Written request => Copy each line where the word "SFRC" occurs.

Dataset excerpt:
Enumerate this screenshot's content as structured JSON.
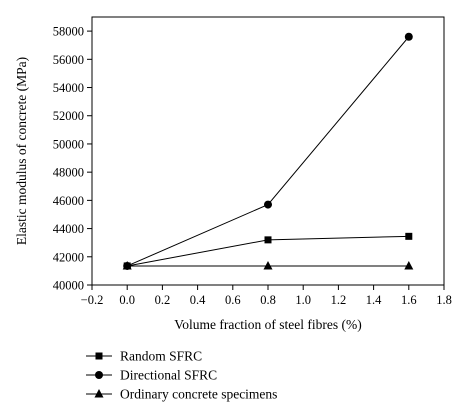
{
  "chart_data": {
    "type": "line",
    "xlabel": "Volume fraction of steel fibres (%)",
    "ylabel": "Elastic modulus of concrete (MPa)",
    "xlim": [
      -0.2,
      1.8
    ],
    "ylim": [
      40000,
      59000
    ],
    "x_ticks": [
      -0.2,
      0.0,
      0.2,
      0.4,
      0.6,
      0.8,
      1.0,
      1.2,
      1.4,
      1.6,
      1.8
    ],
    "x_tick_labels": [
      "−0.2",
      "0.0",
      "0.2",
      "0.4",
      "0.6",
      "0.8",
      "1.0",
      "1.2",
      "1.4",
      "1.6",
      "1.8"
    ],
    "y_ticks": [
      40000,
      42000,
      44000,
      46000,
      48000,
      50000,
      52000,
      54000,
      56000,
      58000
    ],
    "y_tick_labels": [
      "40000",
      "42000",
      "44000",
      "46000",
      "48000",
      "50000",
      "52000",
      "54000",
      "56000",
      "58000"
    ],
    "x": [
      0.0,
      0.8,
      1.6
    ],
    "series": [
      {
        "name": "Random SFRC",
        "marker": "square",
        "values": [
          41350,
          43200,
          43450
        ]
      },
      {
        "name": "Directional SFRC",
        "marker": "circle",
        "values": [
          41350,
          45700,
          57600
        ]
      },
      {
        "name": "Ordinary concrete specimens",
        "marker": "triangle",
        "values": [
          41350,
          41350,
          41350
        ]
      }
    ],
    "legend_placement": "below",
    "grid": false,
    "color": "#000000"
  }
}
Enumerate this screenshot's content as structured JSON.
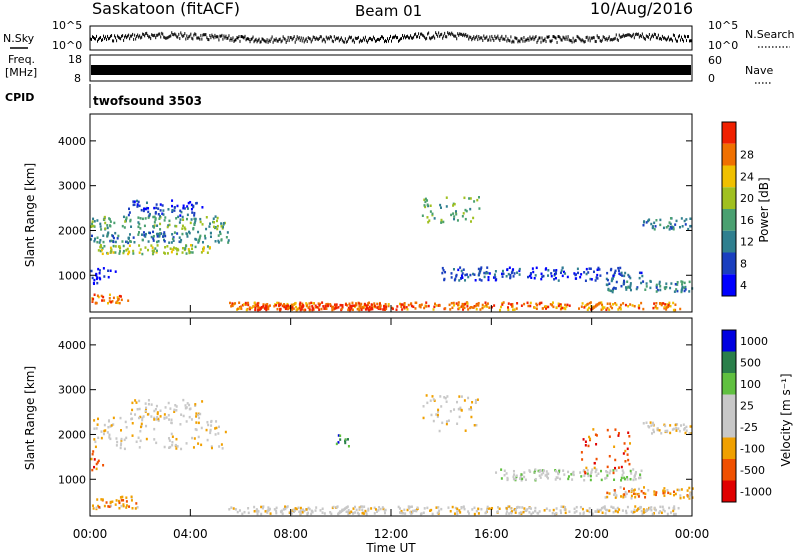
{
  "header": {
    "title": "Saskatoon (fitACF)",
    "beam": "Beam 01",
    "date": "10/Aug/2016"
  },
  "top_panels": {
    "nsky_label": "N.Sky",
    "nsky_ticks": [
      "10^5",
      "10^0"
    ],
    "nsearch_label": "N.Search",
    "nsearch_ticks": [
      "10^5",
      "10^0"
    ],
    "freq_label_line1": "Freq.",
    "freq_label_line2": "[MHz]",
    "freq_ticks": [
      "18",
      "8"
    ],
    "nave_label": "Nave",
    "nave_ticks": [
      "60",
      "0"
    ],
    "cpid_label": "CPID",
    "cpid_value": "twofsound 3503"
  },
  "colors": {
    "power": [
      "#0000ff",
      "#1a3fbf",
      "#2f7f8f",
      "#4aa070",
      "#a0c020",
      "#f0c000",
      "#f07000",
      "#f02000"
    ],
    "velocity": [
      "#e00000",
      "#f05000",
      "#f0a000",
      "#c8c8c8",
      "#c8c8c8",
      "#60c040",
      "#2a7f4a",
      "#0000e0"
    ],
    "ground_scatter": "#c8c8c8"
  },
  "chart_data": [
    {
      "type": "heatmap",
      "name": "power-panel",
      "ylabel": "Slant Range [km]",
      "yticks": [
        1000,
        2000,
        3000,
        4000
      ],
      "ylim": [
        180,
        4600
      ],
      "xlim": [
        0,
        24
      ],
      "colorbar_label": "Power [dB]",
      "colorbar_ticks": [
        "4",
        "8",
        "12",
        "16",
        "20",
        "24",
        "28"
      ],
      "bands": [
        {
          "t0": 0.0,
          "t1": 5.4,
          "r0": 2050,
          "r1": 2350,
          "level": 3
        },
        {
          "t0": 0.3,
          "t1": 4.8,
          "r0": 1500,
          "r1": 1700,
          "level": 4
        },
        {
          "t0": 0.0,
          "t1": 5.5,
          "r0": 1750,
          "r1": 2000,
          "level": 2
        },
        {
          "t0": 0.0,
          "t1": 1.5,
          "r0": 400,
          "r1": 600,
          "level": 6
        },
        {
          "t0": 5.5,
          "t1": 23.5,
          "r0": 250,
          "r1": 420,
          "level": 6
        },
        {
          "t0": 6.5,
          "t1": 12.5,
          "r0": 250,
          "r1": 380,
          "level": 7
        },
        {
          "t0": 13.2,
          "t1": 15.5,
          "r0": 2200,
          "r1": 2800,
          "level": 3
        },
        {
          "t0": 14.0,
          "t1": 22.0,
          "r0": 900,
          "r1": 1200,
          "level": 1
        },
        {
          "t0": 22.0,
          "t1": 24.0,
          "r0": 2050,
          "r1": 2300,
          "level": 2
        },
        {
          "t0": 1.5,
          "t1": 4.5,
          "r0": 2350,
          "r1": 2700,
          "level": 1
        },
        {
          "t0": 0.0,
          "t1": 1.0,
          "r0": 800,
          "r1": 1200,
          "level": 0
        },
        {
          "t0": 20.5,
          "t1": 24.0,
          "r0": 650,
          "r1": 900,
          "level": 2
        }
      ]
    },
    {
      "type": "heatmap",
      "name": "velocity-panel",
      "ylabel": "Slant Range [km]",
      "yticks": [
        1000,
        2000,
        3000,
        4000
      ],
      "ylim": [
        180,
        4600
      ],
      "xlim": [
        0,
        24
      ],
      "xticks": [
        "00:00",
        "04:00",
        "08:00",
        "12:00",
        "16:00",
        "20:00",
        "00:00"
      ],
      "xlabel": "Time UT",
      "colorbar_label": "Velocity [m s⁻¹]",
      "colorbar_ticks": [
        "1000",
        "500",
        "100",
        "25",
        "-25",
        "-100",
        "-500",
        "-1000"
      ],
      "bands": [
        {
          "t0": 0.0,
          "t1": 5.4,
          "r0": 1700,
          "r1": 2400,
          "level": 3
        },
        {
          "t0": 1.5,
          "t1": 4.5,
          "r0": 2350,
          "r1": 2800,
          "level": 3
        },
        {
          "t0": 0.0,
          "t1": 2.0,
          "r0": 350,
          "r1": 650,
          "level": 2
        },
        {
          "t0": 5.5,
          "t1": 23.5,
          "r0": 250,
          "r1": 420,
          "level": 3
        },
        {
          "t0": 13.2,
          "t1": 15.5,
          "r0": 2100,
          "r1": 2900,
          "level": 3
        },
        {
          "t0": 16.0,
          "t1": 22.0,
          "r0": 1000,
          "r1": 1250,
          "level": 4
        },
        {
          "t0": 19.5,
          "t1": 21.5,
          "r0": 1100,
          "r1": 2200,
          "level": 1
        },
        {
          "t0": 22.0,
          "t1": 24.0,
          "r0": 2050,
          "r1": 2300,
          "level": 3
        },
        {
          "t0": 9.8,
          "t1": 10.3,
          "r0": 1700,
          "r1": 2100,
          "level": 6
        },
        {
          "t0": 0.0,
          "t1": 0.5,
          "r0": 1200,
          "r1": 1700,
          "level": 1
        },
        {
          "t0": 20.5,
          "t1": 24.0,
          "r0": 600,
          "r1": 850,
          "level": 2
        }
      ]
    }
  ]
}
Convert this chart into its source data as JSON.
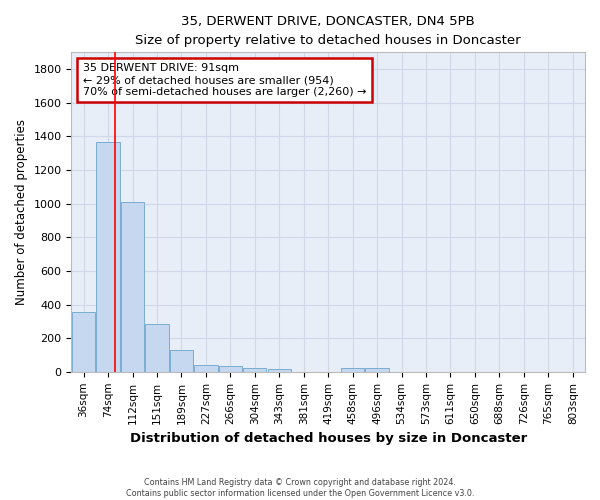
{
  "title1": "35, DERWENT DRIVE, DONCASTER, DN4 5PB",
  "title2": "Size of property relative to detached houses in Doncaster",
  "xlabel": "Distribution of detached houses by size in Doncaster",
  "ylabel": "Number of detached properties",
  "categories": [
    "36sqm",
    "74sqm",
    "112sqm",
    "151sqm",
    "189sqm",
    "227sqm",
    "266sqm",
    "304sqm",
    "343sqm",
    "381sqm",
    "419sqm",
    "458sqm",
    "496sqm",
    "534sqm",
    "573sqm",
    "611sqm",
    "650sqm",
    "688sqm",
    "726sqm",
    "765sqm",
    "803sqm"
  ],
  "values": [
    355,
    1365,
    1010,
    285,
    130,
    42,
    35,
    22,
    15,
    0,
    0,
    20,
    20,
    0,
    0,
    0,
    0,
    0,
    0,
    0,
    0
  ],
  "bar_color": "#c5d8f0",
  "bar_edge_color": "#7aadd4",
  "red_line_x": 1.3,
  "annotation_title": "35 DERWENT DRIVE: 91sqm",
  "annotation_line1": "← 29% of detached houses are smaller (954)",
  "annotation_line2": "70% of semi-detached houses are larger (2,260) →",
  "annotation_box_color": "#ffffff",
  "annotation_box_edge_color": "#cc0000",
  "ylim": [
    0,
    1900
  ],
  "yticks": [
    0,
    200,
    400,
    600,
    800,
    1000,
    1200,
    1400,
    1600,
    1800
  ],
  "grid_color": "#d0d8e8",
  "background_color": "#e8eef8",
  "footer1": "Contains HM Land Registry data © Crown copyright and database right 2024.",
  "footer2": "Contains public sector information licensed under the Open Government Licence v3.0."
}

Solution for this task =>
        "name": "Random SFRC",
        "name": "Directional SFRC",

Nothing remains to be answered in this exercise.